§ **Problem to work on**: Below is a listing; reproduce each line of it exactly.
** begin Provided information **
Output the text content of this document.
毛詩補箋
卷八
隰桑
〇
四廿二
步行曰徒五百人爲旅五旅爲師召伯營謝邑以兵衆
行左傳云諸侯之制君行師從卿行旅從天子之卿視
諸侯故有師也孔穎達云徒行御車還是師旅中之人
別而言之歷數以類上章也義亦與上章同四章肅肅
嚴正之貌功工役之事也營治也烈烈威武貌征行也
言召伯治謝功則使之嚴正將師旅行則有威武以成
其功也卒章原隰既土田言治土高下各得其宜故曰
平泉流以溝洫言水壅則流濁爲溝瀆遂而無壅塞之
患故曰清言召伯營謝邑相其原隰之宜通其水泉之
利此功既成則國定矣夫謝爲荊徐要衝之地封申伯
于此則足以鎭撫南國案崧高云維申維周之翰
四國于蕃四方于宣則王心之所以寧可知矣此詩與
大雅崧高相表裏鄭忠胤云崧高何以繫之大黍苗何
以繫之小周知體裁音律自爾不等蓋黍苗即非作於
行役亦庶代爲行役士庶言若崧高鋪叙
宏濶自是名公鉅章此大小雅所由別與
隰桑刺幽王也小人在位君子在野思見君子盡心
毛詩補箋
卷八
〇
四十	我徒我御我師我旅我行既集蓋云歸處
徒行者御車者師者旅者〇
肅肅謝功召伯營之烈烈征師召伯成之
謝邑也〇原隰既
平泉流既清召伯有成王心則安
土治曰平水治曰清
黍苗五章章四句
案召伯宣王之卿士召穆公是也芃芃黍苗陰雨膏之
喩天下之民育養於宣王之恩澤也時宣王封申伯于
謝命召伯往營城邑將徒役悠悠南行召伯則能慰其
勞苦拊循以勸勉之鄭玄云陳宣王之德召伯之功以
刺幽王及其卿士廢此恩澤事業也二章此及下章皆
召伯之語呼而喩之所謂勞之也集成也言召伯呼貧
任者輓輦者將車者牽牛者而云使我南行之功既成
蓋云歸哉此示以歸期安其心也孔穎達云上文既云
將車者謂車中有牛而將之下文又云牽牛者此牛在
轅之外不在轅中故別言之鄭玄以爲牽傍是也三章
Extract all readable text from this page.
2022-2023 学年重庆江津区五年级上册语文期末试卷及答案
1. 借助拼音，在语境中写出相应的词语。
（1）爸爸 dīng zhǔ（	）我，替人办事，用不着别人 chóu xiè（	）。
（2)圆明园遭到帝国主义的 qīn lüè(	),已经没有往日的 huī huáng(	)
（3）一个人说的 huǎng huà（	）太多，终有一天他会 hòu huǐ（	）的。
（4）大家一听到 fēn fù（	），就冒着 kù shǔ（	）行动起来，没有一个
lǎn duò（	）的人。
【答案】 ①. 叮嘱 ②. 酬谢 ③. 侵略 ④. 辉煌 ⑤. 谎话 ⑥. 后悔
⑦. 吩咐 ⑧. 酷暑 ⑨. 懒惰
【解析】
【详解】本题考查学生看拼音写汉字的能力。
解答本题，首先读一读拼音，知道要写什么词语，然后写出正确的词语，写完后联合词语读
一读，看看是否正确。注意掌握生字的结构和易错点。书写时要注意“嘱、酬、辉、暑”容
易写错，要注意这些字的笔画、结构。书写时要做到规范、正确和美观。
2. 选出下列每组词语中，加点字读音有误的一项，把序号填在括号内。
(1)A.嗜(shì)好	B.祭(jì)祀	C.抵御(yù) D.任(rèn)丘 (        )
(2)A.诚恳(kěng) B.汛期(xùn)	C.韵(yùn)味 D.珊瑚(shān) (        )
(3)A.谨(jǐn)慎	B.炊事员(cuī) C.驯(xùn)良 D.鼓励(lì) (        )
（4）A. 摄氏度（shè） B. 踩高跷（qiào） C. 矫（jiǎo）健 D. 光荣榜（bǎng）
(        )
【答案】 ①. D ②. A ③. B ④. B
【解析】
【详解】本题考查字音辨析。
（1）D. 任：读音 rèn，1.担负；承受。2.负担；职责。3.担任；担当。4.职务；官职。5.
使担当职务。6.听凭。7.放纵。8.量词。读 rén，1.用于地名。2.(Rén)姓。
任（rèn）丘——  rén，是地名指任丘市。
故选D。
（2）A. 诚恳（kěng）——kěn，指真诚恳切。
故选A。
** end Provided information **
§ **Solution to this exercise**:
Output the text content of this document.
毛詩補箋
卷八
隰桑
〇
四廿二
步行曰徒五百人爲旅五旅爲師召伯營謝邑以兵衆
行左傳云諸侯之制君行師從卿行旅從天子之卿視
諸侯故有師也孔穎達云徒行御車還是師旅中之人
別而言之歷數以類上章也義亦與上章同四章肅肅
嚴正之貌功工役之事也營治也烈烈威武貌征行也
言召伯治謝功則使之嚴正將師旅行則有威武以成
其功也卒章原隰既土田言治土高下各得其宜故曰
平泉流以溝洫言水壅則流濁爲溝瀆遂而無壅塞之
患故曰清言召伯營謝邑相其原隰之宜通其水泉之
利此功既成則國定矣夫謝爲荊徐要衝之地封申伯
于此則足以鎭撫南國案崧高云維申維周之翰
四國于蕃四方于宣則王心之所以寧可知矣此詩與
大雅崧高相表裏鄭忠胤云崧高何以繫之大黍苗何
以繫之小周知體裁音律自爾不等蓋黍苗即非作於
行役亦庶代爲行役士庶言若崧高鋪叙
宏濶自是名公鉅章此大小雅所由別與
隰桑刺幽王也小人在位君子在野思見君子盡心
毛詩補箋
卷八
〇
四十	我徒我御我師我旅我行既集蓋云歸處
徒行者御車者師者旅者〇
肅肅謝功召伯營之烈烈征師召伯成之
謝邑也〇原隰既
平泉流既清召伯有成王心則安
土治曰平水治曰清
黍苗五章章四句
案召伯宣王之卿士召穆公是也芃芃黍苗陰雨膏之
喩天下之民育養於宣王之恩澤也時宣王封申伯于
謝命召伯往營城邑將徒役悠悠南行召伯則能慰其
勞苦拊循以勸勉之鄭玄云陳宣王之德召伯之功以
刺幽王及其卿士廢此恩澤事業也二章此及下章皆
召伯之語呼而喩之所謂勞之也集成也言召伯呼貧
任者輓輦者將車者牽牛者而云使我南行之功既成
蓋云歸哉此示以歸期安其心也孔穎達云上文既云
將車者謂車中有牛而將之下文又云牽牛者此牛在
轅之外不在轅中故別言之鄭玄以爲牽傍是也三章
Extract all readable text from this page.
2022-2023 学年重庆江津区五年级上册语文期末试卷及答案
1. 借助拼音，在语境中写出相应的词语。
（1）爸爸 dīng zhǔ（	）我，替人办事，用不着别人 chóu xiè（	）。
（2)圆明园遭到帝国主义的 qīn lüè(	),已经没有往日的 huī huáng(	)
（3）一个人说的 huǎng huà（	）太多，终有一天他会 hòu huǐ（	）的。
（4）大家一听到 fēn fù（	），就冒着 kù shǔ（	）行动起来，没有一个
lǎn duò（	）的人。
【答案】 ①. 叮嘱 ②. 酬谢 ③. 侵略 ④. 辉煌 ⑤. 谎话 ⑥. 后悔
⑦. 吩咐 ⑧. 酷暑 ⑨. 懒惰
【解析】
【详解】本题考查学生看拼音写汉字的能力。
解答本题，首先读一读拼音，知道要写什么词语，然后写出正确的词语，写完后联合词语读
一读，看看是否正确。注意掌握生字的结构和易错点。书写时要注意“嘱、酬、辉、暑”容
易写错，要注意这些字的笔画、结构。书写时要做到规范、正确和美观。
2. 选出下列每组词语中，加点字读音有误的一项，把序号填在括号内。
(1)A.嗜(shì)好	B.祭(jì)祀	C.抵御(yù) D.任(rèn)丘 (        )
(2)A.诚恳(kěng) B.汛期(xùn)	C.韵(yùn)味 D.珊瑚(shān) (        )
(3)A.谨(jǐn)慎	B.炊事员(cuī) C.驯(xùn)良 D.鼓励(lì) (        )
（4）A. 摄氏度（shè） B. 踩高跷（qiào） C. 矫（jiǎo）健 D. 光荣榜（bǎng）
(        )
【答案】 ①. D ②. A ③. B ④. B
【解析】
【详解】本题考查字音辨析。
（1）D. 任：读音 rèn，1.担负；承受。2.负担；职责。3.担任；担当。4.职务；官职。5.
使担当职务。6.听凭。7.放纵。8.量词。读 rén，1.用于地名。2.(Rén)姓。
任（rèn）丘——  rén，是地名指任丘市。
故选D。
（2）A. 诚恳（kěng）——kěn，指真诚恳切。
故选A。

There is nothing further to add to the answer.